:: Challenge ::
Copy each line below exactly and leave the pictures out.

:: Data for this task ::
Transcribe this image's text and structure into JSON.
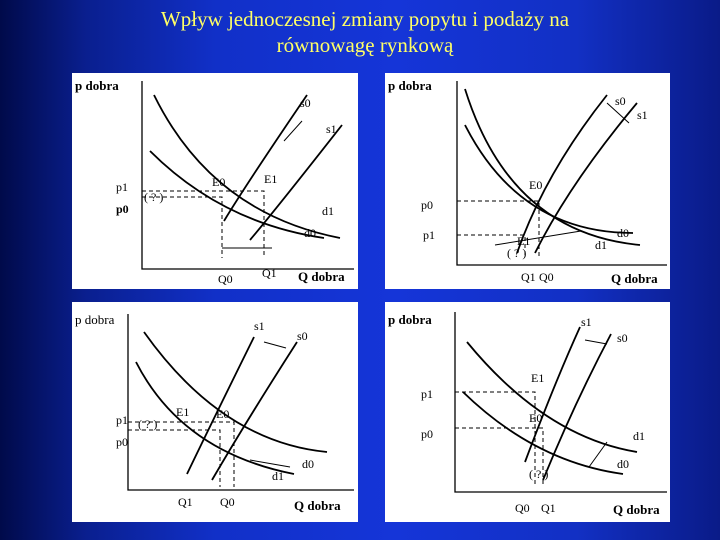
{
  "title": {
    "line1": "Wpływ jednoczesnej zmiany popytu i podaży na",
    "line2": "równowagę rynkową"
  },
  "panels": [
    {
      "y_axis": "p dobra",
      "x_axis": "Q dobra",
      "s0": "s0",
      "s1": "s1",
      "d0": "d0",
      "d1": "d1",
      "e0": "E0",
      "e1": "E1",
      "p1": "p1",
      "p0": "p0",
      "q_mark": "( ? )",
      "q0": "Q0",
      "q1": "Q1"
    },
    {
      "y_axis": "p dobra",
      "x_axis": "Q dobra",
      "s0": "s0",
      "s1": "s1",
      "d0": "d0",
      "d1": "d1",
      "e0": "E0",
      "e1": "E1",
      "p0": "p0",
      "p1": "p1",
      "q_mark": "( ? )",
      "q1": "Q1",
      "q0": "Q0"
    },
    {
      "y_axis": "p dobra",
      "x_axis": "Q dobra",
      "s1": "s1",
      "s0": "s0",
      "d0": "d0",
      "d1": "d1",
      "e1": "E1",
      "e0": "E0",
      "p1": "p1",
      "p0": "p0",
      "q_mark": "( ? )",
      "q1": "Q1",
      "q0": "Q0"
    },
    {
      "y_axis": "p dobra",
      "x_axis": "Q dobra",
      "s1": "s1",
      "s0": "s0",
      "d1": "d1",
      "d0": "d0",
      "e1": "E1",
      "e0": "E0",
      "p1": "p1",
      "p0": "p0",
      "q_mark": "( ? )",
      "q0": "Q0",
      "q1": "Q1"
    }
  ]
}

:: Complete response ::
Transcribe this image's text and structure into JSON.
{
  "title": {
    "line1": "Wpływ jednoczesnej zmiany popytu i podaży na",
    "line2": "równowagę rynkową"
  },
  "panels": [
    {
      "y_axis": "p dobra",
      "x_axis": "Q dobra",
      "s0": "s0",
      "s1": "s1",
      "d0": "d0",
      "d1": "d1",
      "e0": "E0",
      "e1": "E1",
      "p1": "p1",
      "p0": "p0",
      "q_mark": "( ? )",
      "q0": "Q0",
      "q1": "Q1"
    },
    {
      "y_axis": "p dobra",
      "x_axis": "Q dobra",
      "s0": "s0",
      "s1": "s1",
      "d0": "d0",
      "d1": "d1",
      "e0": "E0",
      "e1": "E1",
      "p0": "p0",
      "p1": "p1",
      "q_mark": "( ? )",
      "q1": "Q1",
      "q0": "Q0"
    },
    {
      "y_axis": "p dobra",
      "x_axis": "Q dobra",
      "s1": "s1",
      "s0": "s0",
      "d0": "d0",
      "d1": "d1",
      "e1": "E1",
      "e0": "E0",
      "p1": "p1",
      "p0": "p0",
      "q_mark": "( ? )",
      "q1": "Q1",
      "q0": "Q0"
    },
    {
      "y_axis": "p dobra",
      "x_axis": "Q dobra",
      "s1": "s1",
      "s0": "s0",
      "d1": "d1",
      "d0": "d0",
      "e1": "E1",
      "e0": "E0",
      "p1": "p1",
      "p0": "p0",
      "q_mark": "( ? )",
      "q0": "Q0",
      "q1": "Q1"
    }
  ]
}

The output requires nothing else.